### Goal
Leave the pictures out, and retype all of the material exactly as written.

### Data in this exercise
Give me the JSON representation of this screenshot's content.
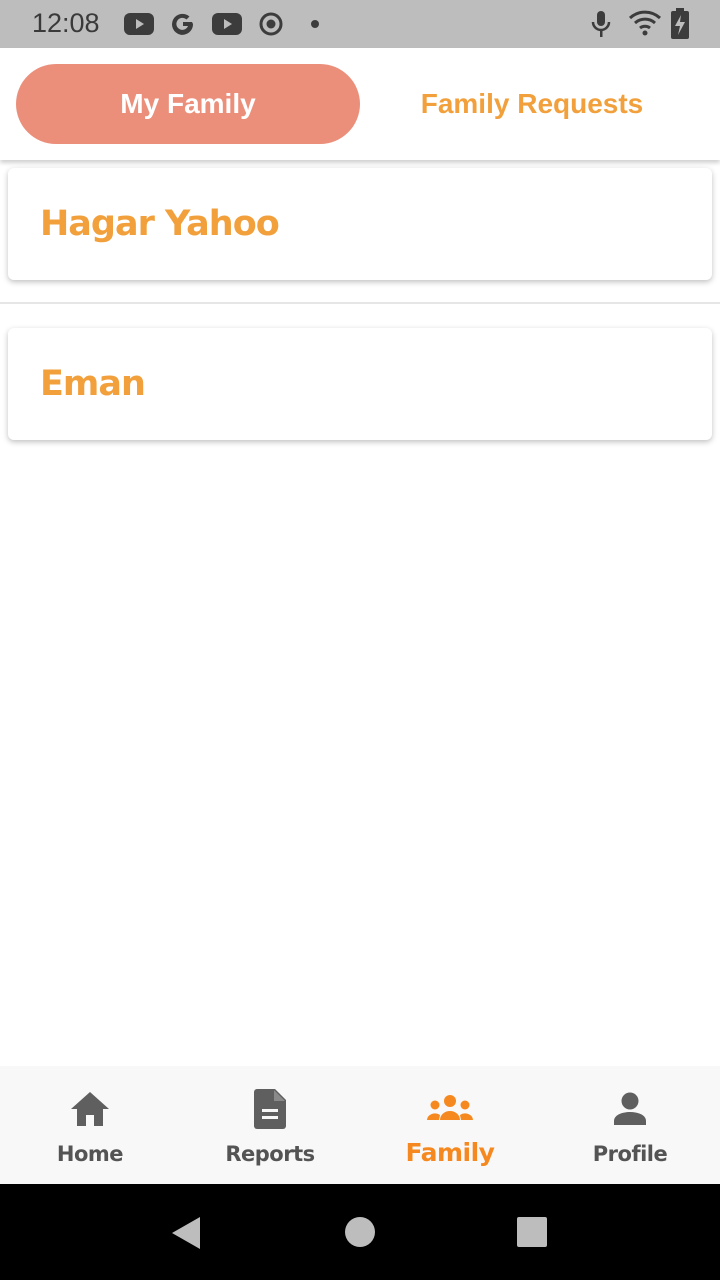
{
  "status_bar": {
    "time": "12:08",
    "left_icons": [
      "youtube-icon",
      "google-icon",
      "youtube-icon",
      "record-icon",
      "dot-icon"
    ],
    "right_icons": [
      "microphone-icon",
      "wifi-icon",
      "battery-charging-icon"
    ]
  },
  "tabs": [
    {
      "label": "My Family",
      "active": true
    },
    {
      "label": "Family Requests",
      "active": false
    }
  ],
  "family_members": [
    {
      "name": "Hagar Yahoo"
    },
    {
      "name": "Eman"
    }
  ],
  "bottom_nav": {
    "items": [
      {
        "label": "Home",
        "icon": "home-icon",
        "active": false
      },
      {
        "label": "Reports",
        "icon": "document-icon",
        "active": false
      },
      {
        "label": "Family",
        "icon": "group-icon",
        "active": true
      },
      {
        "label": "Profile",
        "icon": "person-icon",
        "active": false
      }
    ]
  },
  "colors": {
    "accent_orange": "#f2a03c",
    "active_tab_bg": "#eb8f7b",
    "nav_active": "#f5891f",
    "nav_inactive": "#545454"
  }
}
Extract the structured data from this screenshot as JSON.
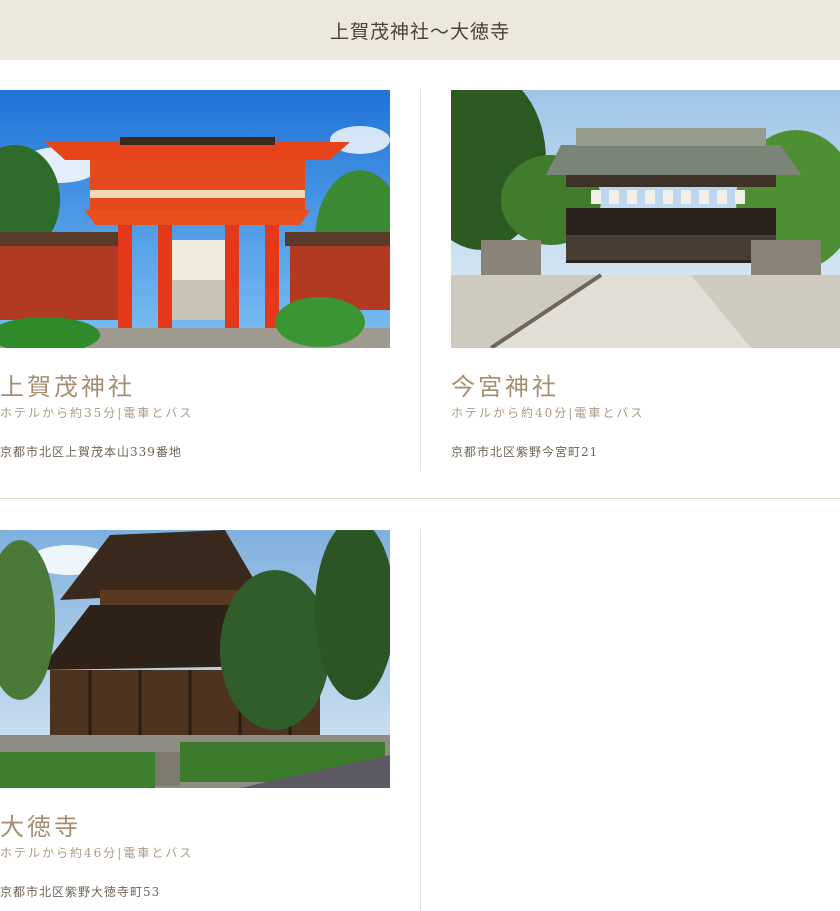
{
  "header": {
    "title": "上賀茂神社～大徳寺"
  },
  "cards": [
    {
      "name": "上賀茂神社",
      "access": "ホテルから約35分|電車とバス",
      "address": "京都市北区上賀茂本山339番地",
      "photo_icon": "vermilion-shrine-gate-photo"
    },
    {
      "name": "今宮神社",
      "access": "ホテルから約40分|電車とバス",
      "address": "京都市北区紫野今宮町21",
      "photo_icon": "shrine-hall-with-lanterns-photo"
    },
    {
      "name": "大徳寺",
      "access": "ホテルから約46分|電車とバス",
      "address": "京都市北区紫野大徳寺町53",
      "photo_icon": "wooden-temple-hall-photo"
    }
  ],
  "colors": {
    "header_bg": "#ede8de",
    "name": "#a58e72",
    "access": "#a99a85",
    "address": "#6e6455",
    "divider": "#ddd6c8"
  }
}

### The result
Give me the JSON representation of this screenshot's content.
{
  "status_bar": {
    "time": "12:08",
    "left_icons": [
      "youtube-icon",
      "google-icon",
      "youtube-icon",
      "record-icon",
      "dot-icon"
    ],
    "right_icons": [
      "microphone-icon",
      "wifi-icon",
      "battery-charging-icon"
    ]
  },
  "tabs": [
    {
      "label": "My Family",
      "active": true
    },
    {
      "label": "Family Requests",
      "active": false
    }
  ],
  "family_members": [
    {
      "name": "Hagar Yahoo"
    },
    {
      "name": "Eman"
    }
  ],
  "bottom_nav": {
    "items": [
      {
        "label": "Home",
        "icon": "home-icon",
        "active": false
      },
      {
        "label": "Reports",
        "icon": "document-icon",
        "active": false
      },
      {
        "label": "Family",
        "icon": "group-icon",
        "active": true
      },
      {
        "label": "Profile",
        "icon": "person-icon",
        "active": false
      }
    ]
  },
  "colors": {
    "accent_orange": "#f2a03c",
    "active_tab_bg": "#eb8f7b",
    "nav_active": "#f5891f",
    "nav_inactive": "#545454"
  }
}
Extract the structured data from this screenshot as JSON.
{
  "header": {
    "title": "上賀茂神社～大徳寺"
  },
  "cards": [
    {
      "name": "上賀茂神社",
      "access": "ホテルから約35分|電車とバス",
      "address": "京都市北区上賀茂本山339番地",
      "photo_icon": "vermilion-shrine-gate-photo"
    },
    {
      "name": "今宮神社",
      "access": "ホテルから約40分|電車とバス",
      "address": "京都市北区紫野今宮町21",
      "photo_icon": "shrine-hall-with-lanterns-photo"
    },
    {
      "name": "大徳寺",
      "access": "ホテルから約46分|電車とバス",
      "address": "京都市北区紫野大徳寺町53",
      "photo_icon": "wooden-temple-hall-photo"
    }
  ],
  "colors": {
    "header_bg": "#ede8de",
    "name": "#a58e72",
    "access": "#a99a85",
    "address": "#6e6455",
    "divider": "#ddd6c8"
  }
}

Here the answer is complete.